Begin

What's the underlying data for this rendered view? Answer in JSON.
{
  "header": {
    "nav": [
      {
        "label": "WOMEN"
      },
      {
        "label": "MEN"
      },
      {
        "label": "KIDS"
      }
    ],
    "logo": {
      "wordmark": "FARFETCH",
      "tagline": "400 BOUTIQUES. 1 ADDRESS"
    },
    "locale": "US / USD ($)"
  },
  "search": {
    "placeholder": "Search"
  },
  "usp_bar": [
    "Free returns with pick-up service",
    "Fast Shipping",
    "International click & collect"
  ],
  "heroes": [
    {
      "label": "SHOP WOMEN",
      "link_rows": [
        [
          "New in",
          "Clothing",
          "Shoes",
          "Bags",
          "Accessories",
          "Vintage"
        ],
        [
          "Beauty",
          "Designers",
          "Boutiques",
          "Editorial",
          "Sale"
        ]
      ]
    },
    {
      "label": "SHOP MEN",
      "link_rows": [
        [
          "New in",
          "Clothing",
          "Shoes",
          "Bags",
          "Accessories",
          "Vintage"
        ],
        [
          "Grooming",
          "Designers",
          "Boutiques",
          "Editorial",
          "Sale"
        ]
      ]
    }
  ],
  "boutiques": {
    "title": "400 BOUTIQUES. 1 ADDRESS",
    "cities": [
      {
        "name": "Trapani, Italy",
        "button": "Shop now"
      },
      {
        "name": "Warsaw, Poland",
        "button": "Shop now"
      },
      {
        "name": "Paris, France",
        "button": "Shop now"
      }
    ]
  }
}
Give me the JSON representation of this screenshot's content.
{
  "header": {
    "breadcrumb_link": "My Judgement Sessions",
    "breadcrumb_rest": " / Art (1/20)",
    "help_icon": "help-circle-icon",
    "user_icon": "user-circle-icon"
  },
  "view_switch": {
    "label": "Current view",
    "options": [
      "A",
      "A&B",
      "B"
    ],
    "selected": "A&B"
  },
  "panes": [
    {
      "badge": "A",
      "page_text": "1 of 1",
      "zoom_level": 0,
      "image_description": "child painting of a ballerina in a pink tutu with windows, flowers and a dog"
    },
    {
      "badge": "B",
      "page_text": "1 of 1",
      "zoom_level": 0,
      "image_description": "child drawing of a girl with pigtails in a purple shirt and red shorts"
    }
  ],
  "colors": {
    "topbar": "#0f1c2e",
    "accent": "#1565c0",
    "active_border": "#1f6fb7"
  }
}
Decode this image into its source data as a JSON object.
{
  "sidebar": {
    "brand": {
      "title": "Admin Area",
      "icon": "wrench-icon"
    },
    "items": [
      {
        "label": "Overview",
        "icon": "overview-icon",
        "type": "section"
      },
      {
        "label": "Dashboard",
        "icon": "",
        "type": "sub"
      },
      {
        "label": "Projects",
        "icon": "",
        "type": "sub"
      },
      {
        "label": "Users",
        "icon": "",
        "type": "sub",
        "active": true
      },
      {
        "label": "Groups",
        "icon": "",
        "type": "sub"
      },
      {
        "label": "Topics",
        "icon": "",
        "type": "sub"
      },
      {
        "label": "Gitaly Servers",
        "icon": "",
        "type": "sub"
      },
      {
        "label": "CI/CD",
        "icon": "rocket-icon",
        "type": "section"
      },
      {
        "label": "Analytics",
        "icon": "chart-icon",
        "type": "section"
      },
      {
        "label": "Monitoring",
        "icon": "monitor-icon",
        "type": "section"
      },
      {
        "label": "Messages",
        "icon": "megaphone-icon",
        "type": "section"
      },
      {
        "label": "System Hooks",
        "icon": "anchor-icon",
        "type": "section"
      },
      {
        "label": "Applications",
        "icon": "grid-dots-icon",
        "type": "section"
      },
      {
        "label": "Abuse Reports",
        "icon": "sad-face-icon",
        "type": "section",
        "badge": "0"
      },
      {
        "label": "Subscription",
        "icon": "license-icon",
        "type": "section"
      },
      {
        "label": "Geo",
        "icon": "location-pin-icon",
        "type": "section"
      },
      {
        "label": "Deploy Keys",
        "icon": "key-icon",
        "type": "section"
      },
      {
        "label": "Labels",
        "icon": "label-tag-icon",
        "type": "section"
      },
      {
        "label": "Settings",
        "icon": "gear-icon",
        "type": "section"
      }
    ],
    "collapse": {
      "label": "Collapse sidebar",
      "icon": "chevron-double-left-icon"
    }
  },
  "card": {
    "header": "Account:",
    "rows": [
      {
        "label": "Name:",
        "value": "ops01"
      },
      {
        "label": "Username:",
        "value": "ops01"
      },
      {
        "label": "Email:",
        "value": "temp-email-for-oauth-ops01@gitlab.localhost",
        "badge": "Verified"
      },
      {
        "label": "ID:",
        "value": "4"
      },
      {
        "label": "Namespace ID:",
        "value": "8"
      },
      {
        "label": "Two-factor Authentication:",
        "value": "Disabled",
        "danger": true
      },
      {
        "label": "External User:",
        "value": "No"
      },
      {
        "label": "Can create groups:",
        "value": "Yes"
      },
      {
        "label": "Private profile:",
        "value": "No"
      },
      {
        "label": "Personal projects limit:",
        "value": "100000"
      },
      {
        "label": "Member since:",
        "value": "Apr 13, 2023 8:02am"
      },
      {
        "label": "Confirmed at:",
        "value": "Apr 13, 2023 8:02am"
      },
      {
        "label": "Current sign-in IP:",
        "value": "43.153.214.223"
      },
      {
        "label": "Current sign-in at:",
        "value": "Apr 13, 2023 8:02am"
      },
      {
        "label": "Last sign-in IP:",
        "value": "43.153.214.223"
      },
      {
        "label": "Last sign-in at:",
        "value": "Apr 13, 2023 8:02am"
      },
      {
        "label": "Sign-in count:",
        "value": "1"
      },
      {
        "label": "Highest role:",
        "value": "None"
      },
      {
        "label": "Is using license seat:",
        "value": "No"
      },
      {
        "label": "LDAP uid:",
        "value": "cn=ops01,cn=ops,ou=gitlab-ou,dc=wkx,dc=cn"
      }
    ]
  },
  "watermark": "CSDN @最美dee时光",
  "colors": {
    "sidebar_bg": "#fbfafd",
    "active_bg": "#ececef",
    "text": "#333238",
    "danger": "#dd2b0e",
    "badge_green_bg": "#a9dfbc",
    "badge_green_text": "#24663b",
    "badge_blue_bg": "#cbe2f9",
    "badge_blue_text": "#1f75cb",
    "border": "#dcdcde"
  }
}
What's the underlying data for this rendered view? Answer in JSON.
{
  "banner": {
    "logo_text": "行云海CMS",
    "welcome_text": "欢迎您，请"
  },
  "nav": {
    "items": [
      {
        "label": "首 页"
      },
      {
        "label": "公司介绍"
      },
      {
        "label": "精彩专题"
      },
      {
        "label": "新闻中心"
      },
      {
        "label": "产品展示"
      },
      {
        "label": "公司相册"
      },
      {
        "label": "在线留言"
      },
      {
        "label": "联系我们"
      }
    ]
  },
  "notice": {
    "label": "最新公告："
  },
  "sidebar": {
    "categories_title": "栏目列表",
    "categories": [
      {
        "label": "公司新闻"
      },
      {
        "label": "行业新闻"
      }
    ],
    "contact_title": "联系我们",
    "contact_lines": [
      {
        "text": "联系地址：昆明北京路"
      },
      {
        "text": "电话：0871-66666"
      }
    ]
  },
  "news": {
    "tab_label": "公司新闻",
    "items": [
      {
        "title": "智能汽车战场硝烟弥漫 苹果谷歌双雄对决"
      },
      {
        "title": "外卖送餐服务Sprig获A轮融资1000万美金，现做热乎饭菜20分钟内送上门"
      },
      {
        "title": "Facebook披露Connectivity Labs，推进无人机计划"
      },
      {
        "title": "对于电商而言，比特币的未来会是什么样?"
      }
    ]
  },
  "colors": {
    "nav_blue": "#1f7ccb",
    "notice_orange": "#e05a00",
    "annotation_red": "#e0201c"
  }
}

End

Given request:
Reproduce the complete data exactly as presented above.

Final result:
What's the underlying data for this rendered view? Answer in JSON.
{
  "header": {
    "nav": [
      {
        "label": "WOMEN"
      },
      {
        "label": "MEN"
      },
      {
        "label": "KIDS"
      }
    ],
    "logo": {
      "wordmark": "FARFETCH",
      "tagline": "400 BOUTIQUES. 1 ADDRESS"
    },
    "locale": "US / USD ($)"
  },
  "search": {
    "placeholder": "Search"
  },
  "usp_bar": [
    "Free returns with pick-up service",
    "Fast Shipping",
    "International click & collect"
  ],
  "heroes": [
    {
      "label": "SHOP WOMEN",
      "link_rows": [
        [
          "New in",
          "Clothing",
          "Shoes",
          "Bags",
          "Accessories",
          "Vintage"
        ],
        [
          "Beauty",
          "Designers",
          "Boutiques",
          "Editorial",
          "Sale"
        ]
      ]
    },
    {
      "label": "SHOP MEN",
      "link_rows": [
        [
          "New in",
          "Clothing",
          "Shoes",
          "Bags",
          "Accessories",
          "Vintage"
        ],
        [
          "Grooming",
          "Designers",
          "Boutiques",
          "Editorial",
          "Sale"
        ]
      ]
    }
  ],
  "boutiques": {
    "title": "400 BOUTIQUES. 1 ADDRESS",
    "cities": [
      {
        "name": "Trapani, Italy",
        "button": "Shop now"
      },
      {
        "name": "Warsaw, Poland",
        "button": "Shop now"
      },
      {
        "name": "Paris, France",
        "button": "Shop now"
      }
    ]
  }
}
Give me the JSON representation of this screenshot's content.
{
  "header": {
    "breadcrumb_link": "My Judgement Sessions",
    "breadcrumb_rest": " / Art (1/20)",
    "help_icon": "help-circle-icon",
    "user_icon": "user-circle-icon"
  },
  "view_switch": {
    "label": "Current view",
    "options": [
      "A",
      "A&B",
      "B"
    ],
    "selected": "A&B"
  },
  "panes": [
    {
      "badge": "A",
      "page_text": "1 of 1",
      "zoom_level": 0,
      "image_description": "child painting of a ballerina in a pink tutu with windows, flowers and a dog"
    },
    {
      "badge": "B",
      "page_text": "1 of 1",
      "zoom_level": 0,
      "image_description": "child drawing of a girl with pigtails in a purple shirt and red shorts"
    }
  ],
  "colors": {
    "topbar": "#0f1c2e",
    "accent": "#1565c0",
    "active_border": "#1f6fb7"
  }
}
Decode this image into its source data as a JSON object.
{
  "sidebar": {
    "brand": {
      "title": "Admin Area",
      "icon": "wrench-icon"
    },
    "items": [
      {
        "label": "Overview",
        "icon": "overview-icon",
        "type": "section"
      },
      {
        "label": "Dashboard",
        "icon": "",
        "type": "sub"
      },
      {
        "label": "Projects",
        "icon": "",
        "type": "sub"
      },
      {
        "label": "Users",
        "icon": "",
        "type": "sub",
        "active": true
      },
      {
        "label": "Groups",
        "icon": "",
        "type": "sub"
      },
      {
        "label": "Topics",
        "icon": "",
        "type": "sub"
      },
      {
        "label": "Gitaly Servers",
        "icon": "",
        "type": "sub"
      },
      {
        "label": "CI/CD",
        "icon": "rocket-icon",
        "type": "section"
      },
      {
        "label": "Analytics",
        "icon": "chart-icon",
        "type": "section"
      },
      {
        "label": "Monitoring",
        "icon": "monitor-icon",
        "type": "section"
      },
      {
        "label": "Messages",
        "icon": "megaphone-icon",
        "type": "section"
      },
      {
        "label": "System Hooks",
        "icon": "anchor-icon",
        "type": "section"
      },
      {
        "label": "Applications",
        "icon": "grid-dots-icon",
        "type": "section"
      },
      {
        "label": "Abuse Reports",
        "icon": "sad-face-icon",
        "type": "section",
        "badge": "0"
      },
      {
        "label": "Subscription",
        "icon": "license-icon",
        "type": "section"
      },
      {
        "label": "Geo",
        "icon": "location-pin-icon",
        "type": "section"
      },
      {
        "label": "Deploy Keys",
        "icon": "key-icon",
        "type": "section"
      },
      {
        "label": "Labels",
        "icon": "label-tag-icon",
        "type": "section"
      },
      {
        "label": "Settings",
        "icon": "gear-icon",
        "type": "section"
      }
    ],
    "collapse": {
      "label": "Collapse sidebar",
      "icon": "chevron-double-left-icon"
    }
  },
  "card": {
    "header": "Account:",
    "rows": [
      {
        "label": "Name:",
        "value": "ops01"
      },
      {
        "label": "Username:",
        "value": "ops01"
      },
      {
        "label": "Email:",
        "value": "temp-email-for-oauth-ops01@gitlab.localhost",
        "badge": "Verified"
      },
      {
        "label": "ID:",
        "value": "4"
      },
      {
        "label": "Namespace ID:",
        "value": "8"
      },
      {
        "label": "Two-factor Authentication:",
        "value": "Disabled",
        "danger": true
      },
      {
        "label": "External User:",
        "value": "No"
      },
      {
        "label": "Can create groups:",
        "value": "Yes"
      },
      {
        "label": "Private profile:",
        "value": "No"
      },
      {
        "label": "Personal projects limit:",
        "value": "100000"
      },
      {
        "label": "Member since:",
        "value": "Apr 13, 2023 8:02am"
      },
      {
        "label": "Confirmed at:",
        "value": "Apr 13, 2023 8:02am"
      },
      {
        "label": "Current sign-in IP:",
        "value": "43.153.214.223"
      },
      {
        "label": "Current sign-in at:",
        "value": "Apr 13, 2023 8:02am"
      },
      {
        "label": "Last sign-in IP:",
        "value": "43.153.214.223"
      },
      {
        "label": "Last sign-in at:",
        "value": "Apr 13, 2023 8:02am"
      },
      {
        "label": "Sign-in count:",
        "value": "1"
      },
      {
        "label": "Highest role:",
        "value": "None"
      },
      {
        "label": "Is using license seat:",
        "value": "No"
      },
      {
        "label": "LDAP uid:",
        "value": "cn=ops01,cn=ops,ou=gitlab-ou,dc=wkx,dc=cn"
      }
    ]
  },
  "watermark": "CSDN @最美dee时光",
  "colors": {
    "sidebar_bg": "#fbfafd",
    "active_bg": "#ececef",
    "text": "#333238",
    "danger": "#dd2b0e",
    "badge_green_bg": "#a9dfbc",
    "badge_green_text": "#24663b",
    "badge_blue_bg": "#cbe2f9",
    "badge_blue_text": "#1f75cb",
    "border": "#dcdcde"
  }
}
What's the underlying data for this rendered view? Answer in JSON.
{
  "banner": {
    "logo_text": "行云海CMS",
    "welcome_text": "欢迎您，请"
  },
  "nav": {
    "items": [
      {
        "label": "首 页"
      },
      {
        "label": "公司介绍"
      },
      {
        "label": "精彩专题"
      },
      {
        "label": "新闻中心"
      },
      {
        "label": "产品展示"
      },
      {
        "label": "公司相册"
      },
      {
        "label": "在线留言"
      },
      {
        "label": "联系我们"
      }
    ]
  },
  "notice": {
    "label": "最新公告："
  },
  "sidebar": {
    "categories_title": "栏目列表",
    "categories": [
      {
        "label": "公司新闻"
      },
      {
        "label": "行业新闻"
      }
    ],
    "contact_title": "联系我们",
    "contact_lines": [
      {
        "text": "联系地址：昆明北京路"
      },
      {
        "text": "电话：0871-66666"
      }
    ]
  },
  "news": {
    "tab_label": "公司新闻",
    "items": [
      {
        "title": "智能汽车战场硝烟弥漫 苹果谷歌双雄对决"
      },
      {
        "title": "外卖送餐服务Sprig获A轮融资1000万美金，现做热乎饭菜20分钟内送上门"
      },
      {
        "title": "Facebook披露Connectivity Labs，推进无人机计划"
      },
      {
        "title": "对于电商而言，比特币的未来会是什么样?"
      }
    ]
  },
  "colors": {
    "nav_blue": "#1f7ccb",
    "notice_orange": "#e05a00",
    "annotation_red": "#e0201c"
  }
}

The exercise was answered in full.